_DO THIS_
Pictures aside, repeat every entry exactly.
#### RECORDS PROVIDED
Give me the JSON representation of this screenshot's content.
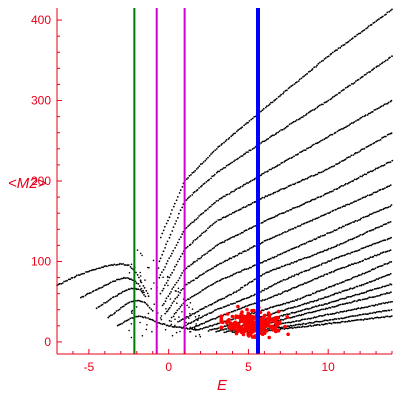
{
  "chart_data": {
    "type": "scatter",
    "xlabel": "E",
    "ylabel": "<M2>",
    "xlim": [
      -7,
      14
    ],
    "ylim": [
      -15,
      415
    ],
    "xticks": [
      -5,
      0,
      5,
      10
    ],
    "yticks": [
      0,
      100,
      200,
      300,
      400
    ],
    "xtick_labels": [
      "-5",
      "0",
      "5",
      "10"
    ],
    "ytick_labels": [
      "0",
      "100",
      "200",
      "300",
      "400"
    ],
    "grid": false,
    "legend": false,
    "vertical_lines": [
      {
        "x": -2.15,
        "color": "#007a00"
      },
      {
        "x": -0.75,
        "color": "#d000d0"
      },
      {
        "x": 1.0,
        "color": "#d000d0"
      },
      {
        "x": 5.6,
        "color": "#0000ff"
      }
    ],
    "band_curves": [
      {
        "x": [
          -0.5,
          1,
          3,
          6,
          10,
          14
        ],
        "y": [
          130,
          200,
          240,
          290,
          355,
          413
        ]
      },
      {
        "x": [
          -0.6,
          1,
          3,
          6,
          10,
          14
        ],
        "y": [
          100,
          175,
          210,
          250,
          300,
          355
        ]
      },
      {
        "x": [
          -0.6,
          1,
          3,
          6,
          10,
          14
        ],
        "y": [
          80,
          140,
          175,
          210,
          255,
          300
        ]
      },
      {
        "x": [
          -0.5,
          1,
          3,
          6,
          10,
          14
        ],
        "y": [
          60,
          115,
          150,
          180,
          215,
          260
        ]
      },
      {
        "x": [
          -0.4,
          1,
          3,
          6,
          10,
          14
        ],
        "y": [
          45,
          90,
          120,
          150,
          185,
          225
        ]
      },
      {
        "x": [
          -0.2,
          1,
          3,
          6,
          10,
          14
        ],
        "y": [
          35,
          70,
          95,
          125,
          160,
          195
        ]
      },
      {
        "x": [
          0.2,
          1,
          3,
          6,
          10,
          14
        ],
        "y": [
          30,
          50,
          75,
          100,
          135,
          170
        ]
      },
      {
        "x": [
          0.6,
          2,
          4,
          6,
          10,
          14
        ],
        "y": [
          25,
          40,
          60,
          85,
          115,
          150
        ]
      },
      {
        "x": [
          1,
          3,
          5,
          7,
          10,
          14
        ],
        "y": [
          20,
          40,
          55,
          75,
          100,
          130
        ]
      },
      {
        "x": [
          1.5,
          3,
          5,
          7,
          10,
          14
        ],
        "y": [
          18,
          30,
          45,
          60,
          85,
          115
        ]
      },
      {
        "x": [
          2,
          4,
          6,
          8,
          11,
          14
        ],
        "y": [
          16,
          28,
          40,
          52,
          75,
          100
        ]
      },
      {
        "x": [
          2.5,
          4,
          6,
          9,
          12,
          14
        ],
        "y": [
          14,
          22,
          32,
          50,
          70,
          85
        ]
      },
      {
        "x": [
          3,
          5,
          7,
          10,
          12,
          14
        ],
        "y": [
          13,
          22,
          32,
          48,
          60,
          72
        ]
      },
      {
        "x": [
          3.5,
          6,
          8,
          10,
          12,
          14
        ],
        "y": [
          12,
          22,
          32,
          42,
          52,
          62
        ]
      },
      {
        "x": [
          4,
          6,
          8,
          10,
          12,
          14
        ],
        "y": [
          12,
          18,
          26,
          34,
          42,
          50
        ]
      },
      {
        "x": [
          4.5,
          7,
          9,
          11,
          14
        ],
        "y": [
          12,
          18,
          24,
          30,
          40
        ]
      },
      {
        "x": [
          5,
          8,
          11,
          14
        ],
        "y": [
          12,
          18,
          25,
          32
        ]
      }
    ],
    "left_branches": [
      {
        "x": [
          -7,
          -6,
          -5,
          -4,
          -3,
          -2.5,
          -2.0,
          -1.6,
          -1.2
        ],
        "y": [
          70,
          80,
          88,
          94,
          97,
          95,
          85,
          70,
          55
        ]
      },
      {
        "x": [
          -5.5,
          -4.5,
          -3.5,
          -2.8,
          -2.3,
          -1.9,
          -1.5
        ],
        "y": [
          55,
          65,
          75,
          80,
          78,
          72,
          60
        ]
      },
      {
        "x": [
          -4.5,
          -3.5,
          -2.8,
          -2.3,
          -1.8,
          -1.4
        ],
        "y": [
          42,
          55,
          63,
          67,
          65,
          55
        ]
      },
      {
        "x": [
          -3.8,
          -3,
          -2.4,
          -1.9,
          -1.4,
          -1.0
        ],
        "y": [
          30,
          42,
          50,
          52,
          48,
          38
        ]
      },
      {
        "x": [
          -3.2,
          -2.5,
          -1.9,
          -1.4,
          -0.8,
          0,
          1,
          2
        ],
        "y": [
          20,
          28,
          32,
          30,
          25,
          20,
          17,
          15
        ]
      }
    ],
    "highlight_cluster": {
      "color": "#ff0000",
      "x_range": [
        3.3,
        7.5
      ],
      "y_range": [
        0,
        50
      ],
      "center": [
        5.2,
        22
      ]
    }
  }
}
########
_EXERCISE OUTPUT_
Give me the JSON representation of this screenshot's content.
{
  "chart_data": {
    "type": "scatter",
    "xlabel": "E",
    "ylabel": "<M2>",
    "xlim": [
      -7,
      14
    ],
    "ylim": [
      -15,
      415
    ],
    "xticks": [
      -5,
      0,
      5,
      10
    ],
    "yticks": [
      0,
      100,
      200,
      300,
      400
    ],
    "xtick_labels": [
      "-5",
      "0",
      "5",
      "10"
    ],
    "ytick_labels": [
      "0",
      "100",
      "200",
      "300",
      "400"
    ],
    "grid": false,
    "legend": false,
    "vertical_lines": [
      {
        "x": -2.15,
        "color": "#007a00"
      },
      {
        "x": -0.75,
        "color": "#d000d0"
      },
      {
        "x": 1.0,
        "color": "#d000d0"
      },
      {
        "x": 5.6,
        "color": "#0000ff"
      }
    ],
    "band_curves": [
      {
        "x": [
          -0.5,
          1,
          3,
          6,
          10,
          14
        ],
        "y": [
          130,
          200,
          240,
          290,
          355,
          413
        ]
      },
      {
        "x": [
          -0.6,
          1,
          3,
          6,
          10,
          14
        ],
        "y": [
          100,
          175,
          210,
          250,
          300,
          355
        ]
      },
      {
        "x": [
          -0.6,
          1,
          3,
          6,
          10,
          14
        ],
        "y": [
          80,
          140,
          175,
          210,
          255,
          300
        ]
      },
      {
        "x": [
          -0.5,
          1,
          3,
          6,
          10,
          14
        ],
        "y": [
          60,
          115,
          150,
          180,
          215,
          260
        ]
      },
      {
        "x": [
          -0.4,
          1,
          3,
          6,
          10,
          14
        ],
        "y": [
          45,
          90,
          120,
          150,
          185,
          225
        ]
      },
      {
        "x": [
          -0.2,
          1,
          3,
          6,
          10,
          14
        ],
        "y": [
          35,
          70,
          95,
          125,
          160,
          195
        ]
      },
      {
        "x": [
          0.2,
          1,
          3,
          6,
          10,
          14
        ],
        "y": [
          30,
          50,
          75,
          100,
          135,
          170
        ]
      },
      {
        "x": [
          0.6,
          2,
          4,
          6,
          10,
          14
        ],
        "y": [
          25,
          40,
          60,
          85,
          115,
          150
        ]
      },
      {
        "x": [
          1,
          3,
          5,
          7,
          10,
          14
        ],
        "y": [
          20,
          40,
          55,
          75,
          100,
          130
        ]
      },
      {
        "x": [
          1.5,
          3,
          5,
          7,
          10,
          14
        ],
        "y": [
          18,
          30,
          45,
          60,
          85,
          115
        ]
      },
      {
        "x": [
          2,
          4,
          6,
          8,
          11,
          14
        ],
        "y": [
          16,
          28,
          40,
          52,
          75,
          100
        ]
      },
      {
        "x": [
          2.5,
          4,
          6,
          9,
          12,
          14
        ],
        "y": [
          14,
          22,
          32,
          50,
          70,
          85
        ]
      },
      {
        "x": [
          3,
          5,
          7,
          10,
          12,
          14
        ],
        "y": [
          13,
          22,
          32,
          48,
          60,
          72
        ]
      },
      {
        "x": [
          3.5,
          6,
          8,
          10,
          12,
          14
        ],
        "y": [
          12,
          22,
          32,
          42,
          52,
          62
        ]
      },
      {
        "x": [
          4,
          6,
          8,
          10,
          12,
          14
        ],
        "y": [
          12,
          18,
          26,
          34,
          42,
          50
        ]
      },
      {
        "x": [
          4.5,
          7,
          9,
          11,
          14
        ],
        "y": [
          12,
          18,
          24,
          30,
          40
        ]
      },
      {
        "x": [
          5,
          8,
          11,
          14
        ],
        "y": [
          12,
          18,
          25,
          32
        ]
      }
    ],
    "left_branches": [
      {
        "x": [
          -7,
          -6,
          -5,
          -4,
          -3,
          -2.5,
          -2.0,
          -1.6,
          -1.2
        ],
        "y": [
          70,
          80,
          88,
          94,
          97,
          95,
          85,
          70,
          55
        ]
      },
      {
        "x": [
          -5.5,
          -4.5,
          -3.5,
          -2.8,
          -2.3,
          -1.9,
          -1.5
        ],
        "y": [
          55,
          65,
          75,
          80,
          78,
          72,
          60
        ]
      },
      {
        "x": [
          -4.5,
          -3.5,
          -2.8,
          -2.3,
          -1.8,
          -1.4
        ],
        "y": [
          42,
          55,
          63,
          67,
          65,
          55
        ]
      },
      {
        "x": [
          -3.8,
          -3,
          -2.4,
          -1.9,
          -1.4,
          -1.0
        ],
        "y": [
          30,
          42,
          50,
          52,
          48,
          38
        ]
      },
      {
        "x": [
          -3.2,
          -2.5,
          -1.9,
          -1.4,
          -0.8,
          0,
          1,
          2
        ],
        "y": [
          20,
          28,
          32,
          30,
          25,
          20,
          17,
          15
        ]
      }
    ],
    "highlight_cluster": {
      "color": "#ff0000",
      "x_range": [
        3.3,
        7.5
      ],
      "y_range": [
        0,
        50
      ],
      "center": [
        5.2,
        22
      ]
    }
  }
}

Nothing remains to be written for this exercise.